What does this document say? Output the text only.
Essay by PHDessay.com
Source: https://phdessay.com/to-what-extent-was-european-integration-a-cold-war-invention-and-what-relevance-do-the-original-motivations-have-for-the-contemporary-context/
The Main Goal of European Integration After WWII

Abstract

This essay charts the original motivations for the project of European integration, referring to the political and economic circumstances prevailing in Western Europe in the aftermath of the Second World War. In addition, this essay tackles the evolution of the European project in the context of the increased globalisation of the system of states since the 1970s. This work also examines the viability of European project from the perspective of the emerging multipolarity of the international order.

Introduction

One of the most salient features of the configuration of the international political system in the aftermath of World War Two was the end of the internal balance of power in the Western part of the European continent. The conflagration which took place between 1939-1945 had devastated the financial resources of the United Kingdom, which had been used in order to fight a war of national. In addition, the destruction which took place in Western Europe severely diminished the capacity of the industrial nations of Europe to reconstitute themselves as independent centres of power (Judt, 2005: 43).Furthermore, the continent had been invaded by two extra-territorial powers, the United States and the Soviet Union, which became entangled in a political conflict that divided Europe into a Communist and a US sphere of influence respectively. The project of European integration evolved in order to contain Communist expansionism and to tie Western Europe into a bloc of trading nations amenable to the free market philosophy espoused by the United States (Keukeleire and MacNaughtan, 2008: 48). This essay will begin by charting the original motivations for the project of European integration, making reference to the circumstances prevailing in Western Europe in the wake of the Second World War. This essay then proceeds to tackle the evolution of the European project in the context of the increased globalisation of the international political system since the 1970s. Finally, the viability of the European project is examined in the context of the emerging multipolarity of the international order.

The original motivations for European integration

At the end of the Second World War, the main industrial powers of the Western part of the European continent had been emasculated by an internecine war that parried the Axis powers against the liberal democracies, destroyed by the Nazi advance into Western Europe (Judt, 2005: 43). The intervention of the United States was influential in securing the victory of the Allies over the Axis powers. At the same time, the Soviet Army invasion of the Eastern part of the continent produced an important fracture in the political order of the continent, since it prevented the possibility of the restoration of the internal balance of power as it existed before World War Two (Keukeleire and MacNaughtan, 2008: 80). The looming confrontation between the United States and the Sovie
···
Your task is to return the full listing exactly as it was given.

RESPONSE TO THE TASK.
What does this document say? Output the text only.
Essay by PHDessay.com
Source: https://phdessay.com/to-what-extent-was-european-integration-a-cold-war-invention-and-what-relevance-do-the-original-motivations-have-for-the-contemporary-context/
The Main Goal of European Integration After WWII

Abstract

This essay charts the original motivations for the project of European integration, referring to the political and economic circumstances prevailing in Western Europe in the aftermath of the Second World War. In addition, this essay tackles the evolution of the European project in the context of the increased globalisation of the system of states since the 1970s. This work also examines the viability of European project from the perspective of the emerging multipolarity of the international order.

Introduction

One of the most salient features of the configuration of the international political system in the aftermath of World War Two was the end of the internal balance of power in the Western part of the European continent. The conflagration which took place between 1939-1945 had devastated the financial resources of the United Kingdom, which had been used in order to fight a war of national. In addition, the destruction which took place in Western Europe severely diminished the capacity of the industrial nations of Europe to reconstitute themselves as independent centres of power (Judt, 2005: 43).Furthermore, the continent had been invaded by two extra-territorial powers, the United States and the Soviet Union, which became entangled in a political conflict that divided Europe into a Communist and a US sphere of influence respectively. The project of European integration evolved in order to contain Communist expansionism and to tie Western Europe into a bloc of trading nations amenable to the free market philosophy espoused by the United States (Keukeleire and MacNaughtan, 2008: 48). This essay will begin by charting the original motivations for the project of European integration, making reference to the circumstances prevailing in Western Europe in the wake of the Second World War. This essay then proceeds to tackle the evolution of the European project in the context of the increased globalisation of the international political system since the 1970s. Finally, the viability of the European project is examined in the context of the emerging multipolarity of the international order.

The original motivations for European integration

At the end of the Second World War, the main industrial powers of the Western part of the European continent had been emasculated by an internecine war that parried the Axis powers against the liberal democracies, destroyed by the Nazi advance into Western Europe (Judt, 2005: 43). The intervention of the United States was influential in securing the victory of the Allies over the Axis powers. At the same time, the Soviet Army invasion of the Eastern part of the continent produced an important fracture in the political order of the continent, since it prevented the possibility of the restoration of the internal balance of power as it existed before World War Two (Keukeleire and MacNaughtan, 2008: 80). The looming confrontation between the United States and the Sovie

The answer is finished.